• _Problem statement_
Return the number of lines holding "noise", with nothing added.

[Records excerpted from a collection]
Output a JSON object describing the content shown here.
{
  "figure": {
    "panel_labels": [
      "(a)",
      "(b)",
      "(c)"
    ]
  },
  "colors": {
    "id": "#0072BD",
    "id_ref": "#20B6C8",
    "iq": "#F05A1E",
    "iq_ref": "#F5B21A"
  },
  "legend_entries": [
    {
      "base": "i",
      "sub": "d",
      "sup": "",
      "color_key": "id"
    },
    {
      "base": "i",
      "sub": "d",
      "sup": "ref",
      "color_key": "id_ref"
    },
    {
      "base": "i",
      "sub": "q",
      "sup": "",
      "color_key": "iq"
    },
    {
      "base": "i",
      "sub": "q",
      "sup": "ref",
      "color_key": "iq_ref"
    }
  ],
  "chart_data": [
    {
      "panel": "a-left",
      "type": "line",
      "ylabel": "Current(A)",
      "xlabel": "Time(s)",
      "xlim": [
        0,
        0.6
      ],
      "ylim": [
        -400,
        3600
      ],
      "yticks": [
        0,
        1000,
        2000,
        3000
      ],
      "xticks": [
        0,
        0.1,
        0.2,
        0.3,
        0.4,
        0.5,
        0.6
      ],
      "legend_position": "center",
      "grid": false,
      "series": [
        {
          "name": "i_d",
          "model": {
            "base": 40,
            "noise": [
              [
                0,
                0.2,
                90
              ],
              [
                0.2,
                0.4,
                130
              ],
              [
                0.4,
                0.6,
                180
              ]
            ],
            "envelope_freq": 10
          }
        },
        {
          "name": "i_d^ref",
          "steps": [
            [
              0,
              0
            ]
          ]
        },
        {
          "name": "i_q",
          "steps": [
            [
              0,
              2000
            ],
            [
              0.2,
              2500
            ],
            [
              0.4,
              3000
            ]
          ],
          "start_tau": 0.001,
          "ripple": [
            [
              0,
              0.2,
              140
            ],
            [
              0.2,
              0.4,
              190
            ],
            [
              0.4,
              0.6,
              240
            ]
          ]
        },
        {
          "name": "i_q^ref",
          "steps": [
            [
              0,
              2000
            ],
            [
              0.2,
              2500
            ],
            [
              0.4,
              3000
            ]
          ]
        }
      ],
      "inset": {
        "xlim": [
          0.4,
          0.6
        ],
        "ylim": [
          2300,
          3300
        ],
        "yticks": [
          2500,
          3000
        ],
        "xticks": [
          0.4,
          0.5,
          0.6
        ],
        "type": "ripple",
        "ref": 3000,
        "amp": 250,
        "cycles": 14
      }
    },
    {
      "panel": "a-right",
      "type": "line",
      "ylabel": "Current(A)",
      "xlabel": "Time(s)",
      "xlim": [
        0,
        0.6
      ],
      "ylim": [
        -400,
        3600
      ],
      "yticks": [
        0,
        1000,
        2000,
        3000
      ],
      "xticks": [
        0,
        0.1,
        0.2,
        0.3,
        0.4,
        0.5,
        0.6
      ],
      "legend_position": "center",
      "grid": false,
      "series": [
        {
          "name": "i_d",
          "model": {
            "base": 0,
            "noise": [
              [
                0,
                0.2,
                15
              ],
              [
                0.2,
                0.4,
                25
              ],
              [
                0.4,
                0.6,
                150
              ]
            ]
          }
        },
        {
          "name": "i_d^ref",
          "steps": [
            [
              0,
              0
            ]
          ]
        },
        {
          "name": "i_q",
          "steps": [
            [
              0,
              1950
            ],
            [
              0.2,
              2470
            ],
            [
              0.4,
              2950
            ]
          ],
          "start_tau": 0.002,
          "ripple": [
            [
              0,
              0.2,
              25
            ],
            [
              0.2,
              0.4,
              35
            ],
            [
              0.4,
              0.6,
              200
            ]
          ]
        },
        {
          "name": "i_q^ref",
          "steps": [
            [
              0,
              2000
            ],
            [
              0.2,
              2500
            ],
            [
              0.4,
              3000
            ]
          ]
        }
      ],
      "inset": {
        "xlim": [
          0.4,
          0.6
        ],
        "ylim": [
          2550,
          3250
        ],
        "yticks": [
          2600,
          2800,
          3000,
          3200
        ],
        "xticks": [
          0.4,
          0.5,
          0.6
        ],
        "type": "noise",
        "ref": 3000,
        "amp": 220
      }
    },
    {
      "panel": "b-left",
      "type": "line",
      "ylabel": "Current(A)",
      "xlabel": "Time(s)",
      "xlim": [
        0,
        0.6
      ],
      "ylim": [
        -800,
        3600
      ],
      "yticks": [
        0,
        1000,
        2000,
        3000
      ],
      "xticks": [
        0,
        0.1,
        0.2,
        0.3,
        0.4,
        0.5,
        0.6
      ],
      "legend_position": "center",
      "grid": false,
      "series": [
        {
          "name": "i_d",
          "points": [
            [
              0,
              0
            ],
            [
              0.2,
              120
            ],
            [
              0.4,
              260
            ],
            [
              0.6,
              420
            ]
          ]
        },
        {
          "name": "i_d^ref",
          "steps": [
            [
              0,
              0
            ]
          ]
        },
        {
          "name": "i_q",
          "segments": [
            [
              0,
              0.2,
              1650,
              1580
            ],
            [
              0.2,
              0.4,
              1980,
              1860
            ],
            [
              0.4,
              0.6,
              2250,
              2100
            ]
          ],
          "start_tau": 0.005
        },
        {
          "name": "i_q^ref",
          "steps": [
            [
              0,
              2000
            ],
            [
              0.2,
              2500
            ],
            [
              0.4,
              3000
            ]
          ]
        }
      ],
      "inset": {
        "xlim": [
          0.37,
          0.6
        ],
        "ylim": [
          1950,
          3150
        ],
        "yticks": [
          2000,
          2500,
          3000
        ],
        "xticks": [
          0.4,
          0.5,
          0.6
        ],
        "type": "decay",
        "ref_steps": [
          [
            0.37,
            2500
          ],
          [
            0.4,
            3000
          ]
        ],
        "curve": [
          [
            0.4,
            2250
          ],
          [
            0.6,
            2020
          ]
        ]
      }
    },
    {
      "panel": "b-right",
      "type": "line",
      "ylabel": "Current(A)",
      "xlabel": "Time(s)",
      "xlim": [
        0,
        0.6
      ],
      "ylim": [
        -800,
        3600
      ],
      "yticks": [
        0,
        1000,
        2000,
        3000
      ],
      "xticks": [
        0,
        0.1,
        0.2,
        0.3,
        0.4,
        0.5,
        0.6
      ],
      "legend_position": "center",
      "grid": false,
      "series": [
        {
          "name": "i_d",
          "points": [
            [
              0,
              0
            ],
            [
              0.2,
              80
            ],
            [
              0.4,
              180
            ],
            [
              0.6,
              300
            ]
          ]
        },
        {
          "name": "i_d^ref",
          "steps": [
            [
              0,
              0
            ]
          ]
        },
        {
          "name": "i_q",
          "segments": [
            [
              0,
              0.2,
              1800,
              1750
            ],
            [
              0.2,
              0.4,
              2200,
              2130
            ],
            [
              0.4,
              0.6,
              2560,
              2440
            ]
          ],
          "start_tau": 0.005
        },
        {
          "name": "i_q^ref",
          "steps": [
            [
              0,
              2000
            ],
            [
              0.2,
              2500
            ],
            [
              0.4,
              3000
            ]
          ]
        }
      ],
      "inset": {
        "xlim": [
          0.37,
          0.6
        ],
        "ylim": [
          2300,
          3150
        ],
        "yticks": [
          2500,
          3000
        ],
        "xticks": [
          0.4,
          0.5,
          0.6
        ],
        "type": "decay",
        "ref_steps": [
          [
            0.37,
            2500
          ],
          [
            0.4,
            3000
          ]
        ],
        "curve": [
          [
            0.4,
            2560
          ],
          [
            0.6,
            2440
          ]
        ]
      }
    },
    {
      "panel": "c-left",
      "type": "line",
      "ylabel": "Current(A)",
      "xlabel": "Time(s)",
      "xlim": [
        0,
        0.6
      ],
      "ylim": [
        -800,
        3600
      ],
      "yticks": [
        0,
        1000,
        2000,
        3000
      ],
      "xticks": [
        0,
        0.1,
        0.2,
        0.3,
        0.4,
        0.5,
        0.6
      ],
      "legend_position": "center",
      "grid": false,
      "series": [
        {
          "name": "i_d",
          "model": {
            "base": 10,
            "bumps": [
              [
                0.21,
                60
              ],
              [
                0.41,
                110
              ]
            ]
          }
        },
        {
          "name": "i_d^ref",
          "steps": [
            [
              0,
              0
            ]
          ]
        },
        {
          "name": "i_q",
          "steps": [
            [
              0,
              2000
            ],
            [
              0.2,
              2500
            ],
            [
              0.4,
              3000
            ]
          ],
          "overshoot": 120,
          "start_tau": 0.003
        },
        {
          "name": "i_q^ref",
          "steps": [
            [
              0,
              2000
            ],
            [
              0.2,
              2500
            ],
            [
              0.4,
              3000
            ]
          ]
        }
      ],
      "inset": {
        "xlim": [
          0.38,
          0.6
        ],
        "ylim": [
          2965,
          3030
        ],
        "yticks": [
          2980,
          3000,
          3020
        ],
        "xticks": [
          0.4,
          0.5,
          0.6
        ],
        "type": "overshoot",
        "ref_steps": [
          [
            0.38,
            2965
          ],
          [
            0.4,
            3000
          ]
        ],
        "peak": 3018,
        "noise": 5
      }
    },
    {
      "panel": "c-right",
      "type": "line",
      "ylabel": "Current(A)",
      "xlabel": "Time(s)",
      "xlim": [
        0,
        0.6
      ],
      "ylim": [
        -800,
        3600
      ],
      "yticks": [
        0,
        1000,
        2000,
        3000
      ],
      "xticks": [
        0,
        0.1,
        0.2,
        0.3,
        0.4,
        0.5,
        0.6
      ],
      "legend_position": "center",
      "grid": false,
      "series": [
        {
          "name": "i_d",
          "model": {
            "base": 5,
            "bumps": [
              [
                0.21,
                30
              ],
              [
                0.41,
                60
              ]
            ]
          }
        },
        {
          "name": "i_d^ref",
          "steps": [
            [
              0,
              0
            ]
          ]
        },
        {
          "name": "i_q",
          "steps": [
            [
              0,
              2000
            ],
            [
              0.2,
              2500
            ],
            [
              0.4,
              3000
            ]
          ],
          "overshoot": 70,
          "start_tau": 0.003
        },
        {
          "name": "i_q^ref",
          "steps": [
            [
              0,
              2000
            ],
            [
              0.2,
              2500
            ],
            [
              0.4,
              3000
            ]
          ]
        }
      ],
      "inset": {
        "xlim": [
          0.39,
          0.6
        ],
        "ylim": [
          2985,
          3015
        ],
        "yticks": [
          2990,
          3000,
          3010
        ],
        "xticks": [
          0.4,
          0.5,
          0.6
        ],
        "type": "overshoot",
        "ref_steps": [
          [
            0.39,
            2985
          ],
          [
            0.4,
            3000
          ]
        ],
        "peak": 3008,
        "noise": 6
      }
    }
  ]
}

• _Answer_
5